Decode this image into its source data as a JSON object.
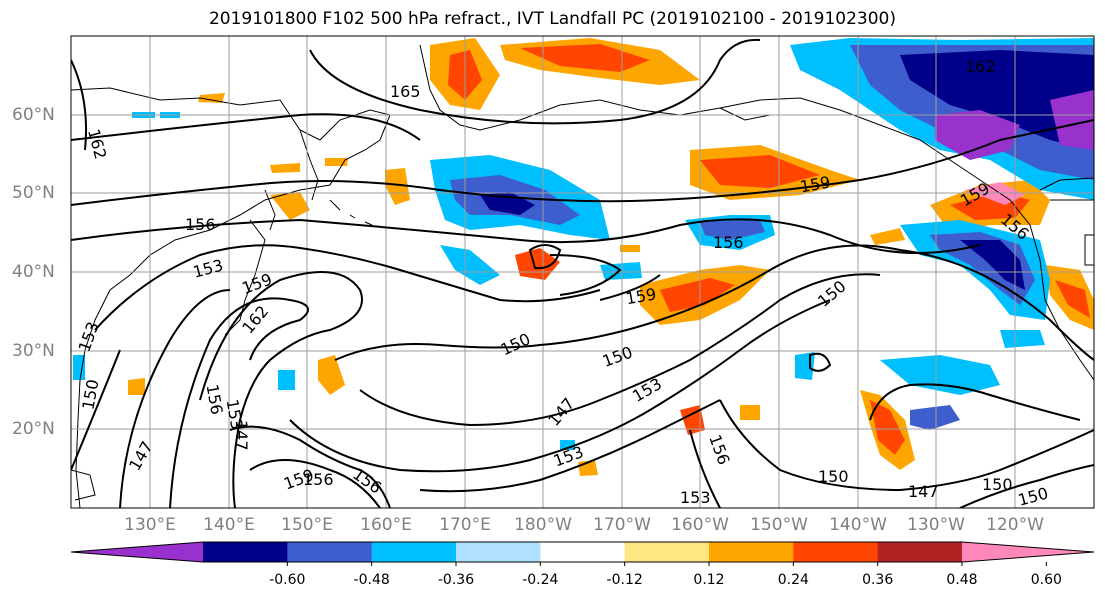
{
  "title": "2019101800 F102 500 hPa refract., IVT Landfall PC (2019102100 - 2019102300)",
  "lat_labels": [
    "60°N",
    "50°N",
    "40°N",
    "30°N",
    "20°N"
  ],
  "lon_labels": [
    "130°E",
    "140°E",
    "150°E",
    "160°E",
    "170°E",
    "180°W",
    "170°W",
    "160°W",
    "150°W",
    "140°W",
    "130°W",
    "120°W"
  ],
  "contour_labels": [
    "165",
    "162",
    "162",
    "162",
    "159",
    "159",
    "159",
    "159",
    "159",
    "156",
    "156",
    "156",
    "156",
    "156",
    "156",
    "156",
    "153",
    "153",
    "153",
    "153",
    "153",
    "153",
    "150",
    "150",
    "150",
    "150",
    "150",
    "150",
    "150",
    "147",
    "147",
    "147",
    "147"
  ],
  "colorbar": {
    "tick_labels": [
      "-0.60",
      "-0.48",
      "-0.36",
      "-0.24",
      "-0.12",
      "0.12",
      "0.24",
      "0.36",
      "0.48",
      "0.60"
    ],
    "bins": [
      {
        "color": "#9932cc"
      },
      {
        "color": "#00008b"
      },
      {
        "color": "#3d5ecc"
      },
      {
        "color": "#00bfff"
      },
      {
        "color": "#b0e0ff"
      },
      {
        "color": "#ffffff"
      },
      {
        "color": "#ffe680"
      },
      {
        "color": "#ffa500"
      },
      {
        "color": "#ff4500"
      },
      {
        "color": "#b22222"
      },
      {
        "color": "#ff88bb"
      }
    ],
    "extend": "both"
  }
}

### Aim of the task
Repeat the records word for word. Any picture in them should be left out.

### Worked answer
Decode this image into its source data as a JSON object.
{
  "title": "2019101800 F102 500 hPa refract., IVT Landfall PC (2019102100 - 2019102300)",
  "lat_labels": [
    "60°N",
    "50°N",
    "40°N",
    "30°N",
    "20°N"
  ],
  "lon_labels": [
    "130°E",
    "140°E",
    "150°E",
    "160°E",
    "170°E",
    "180°W",
    "170°W",
    "160°W",
    "150°W",
    "140°W",
    "130°W",
    "120°W"
  ],
  "contour_labels": [
    "165",
    "162",
    "162",
    "162",
    "159",
    "159",
    "159",
    "159",
    "159",
    "156",
    "156",
    "156",
    "156",
    "156",
    "156",
    "156",
    "153",
    "153",
    "153",
    "153",
    "153",
    "153",
    "150",
    "150",
    "150",
    "150",
    "150",
    "150",
    "150",
    "147",
    "147",
    "147",
    "147"
  ],
  "colorbar": {
    "tick_labels": [
      "-0.60",
      "-0.48",
      "-0.36",
      "-0.24",
      "-0.12",
      "0.12",
      "0.24",
      "0.36",
      "0.48",
      "0.60"
    ],
    "bins": [
      {
        "color": "#9932cc"
      },
      {
        "color": "#00008b"
      },
      {
        "color": "#3d5ecc"
      },
      {
        "color": "#00bfff"
      },
      {
        "color": "#b0e0ff"
      },
      {
        "color": "#ffffff"
      },
      {
        "color": "#ffe680"
      },
      {
        "color": "#ffa500"
      },
      {
        "color": "#ff4500"
      },
      {
        "color": "#b22222"
      },
      {
        "color": "#ff88bb"
      }
    ],
    "extend": "both"
  }
}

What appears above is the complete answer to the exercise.